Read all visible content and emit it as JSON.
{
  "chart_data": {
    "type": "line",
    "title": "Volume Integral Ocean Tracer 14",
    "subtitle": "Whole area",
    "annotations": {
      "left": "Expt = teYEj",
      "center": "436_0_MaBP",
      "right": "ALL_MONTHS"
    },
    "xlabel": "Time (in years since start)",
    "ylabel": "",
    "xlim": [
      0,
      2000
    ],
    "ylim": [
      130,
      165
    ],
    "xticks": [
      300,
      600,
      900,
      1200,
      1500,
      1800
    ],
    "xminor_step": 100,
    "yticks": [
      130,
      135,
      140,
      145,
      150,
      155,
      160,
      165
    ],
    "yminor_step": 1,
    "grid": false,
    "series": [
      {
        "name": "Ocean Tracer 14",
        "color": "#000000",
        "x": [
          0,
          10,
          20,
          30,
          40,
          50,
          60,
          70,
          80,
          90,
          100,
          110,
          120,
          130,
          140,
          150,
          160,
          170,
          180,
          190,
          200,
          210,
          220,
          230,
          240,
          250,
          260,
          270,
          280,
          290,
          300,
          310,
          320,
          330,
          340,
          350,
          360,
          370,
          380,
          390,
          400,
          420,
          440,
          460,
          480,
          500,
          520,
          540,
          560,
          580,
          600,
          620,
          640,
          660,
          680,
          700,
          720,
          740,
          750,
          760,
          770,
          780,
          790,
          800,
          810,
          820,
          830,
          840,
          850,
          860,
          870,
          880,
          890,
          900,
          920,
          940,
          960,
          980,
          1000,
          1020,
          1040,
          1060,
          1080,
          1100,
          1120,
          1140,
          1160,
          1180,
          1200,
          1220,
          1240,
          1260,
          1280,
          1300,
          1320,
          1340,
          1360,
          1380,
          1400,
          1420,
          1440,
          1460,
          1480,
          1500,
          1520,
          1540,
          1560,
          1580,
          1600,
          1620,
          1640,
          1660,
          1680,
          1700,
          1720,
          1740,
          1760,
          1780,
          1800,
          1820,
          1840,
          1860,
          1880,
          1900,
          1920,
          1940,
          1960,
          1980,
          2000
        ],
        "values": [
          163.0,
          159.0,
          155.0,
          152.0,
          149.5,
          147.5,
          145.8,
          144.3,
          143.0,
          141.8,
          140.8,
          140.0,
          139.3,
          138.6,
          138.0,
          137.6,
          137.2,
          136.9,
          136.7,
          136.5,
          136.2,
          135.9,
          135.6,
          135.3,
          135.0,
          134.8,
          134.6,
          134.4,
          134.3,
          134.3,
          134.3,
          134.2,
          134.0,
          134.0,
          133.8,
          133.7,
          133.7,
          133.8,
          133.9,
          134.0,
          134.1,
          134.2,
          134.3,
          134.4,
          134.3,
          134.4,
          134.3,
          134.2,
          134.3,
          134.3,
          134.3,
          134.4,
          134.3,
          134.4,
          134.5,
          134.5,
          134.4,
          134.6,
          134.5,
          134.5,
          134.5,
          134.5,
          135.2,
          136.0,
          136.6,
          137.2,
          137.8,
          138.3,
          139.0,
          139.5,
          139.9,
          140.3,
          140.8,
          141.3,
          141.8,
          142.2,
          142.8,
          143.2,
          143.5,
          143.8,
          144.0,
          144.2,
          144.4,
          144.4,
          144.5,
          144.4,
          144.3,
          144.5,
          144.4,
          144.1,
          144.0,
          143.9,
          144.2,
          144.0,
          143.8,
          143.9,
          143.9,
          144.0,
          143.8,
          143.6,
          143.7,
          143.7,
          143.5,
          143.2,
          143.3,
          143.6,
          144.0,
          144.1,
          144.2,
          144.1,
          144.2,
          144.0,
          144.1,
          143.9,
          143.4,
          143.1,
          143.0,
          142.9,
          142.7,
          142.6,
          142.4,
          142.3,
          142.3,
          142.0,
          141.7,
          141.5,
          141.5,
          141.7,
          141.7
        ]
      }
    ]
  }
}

- - - - -

Count every line in the entries above where the word "Tracer" appears; respond with the number alone.

● **Final result**
2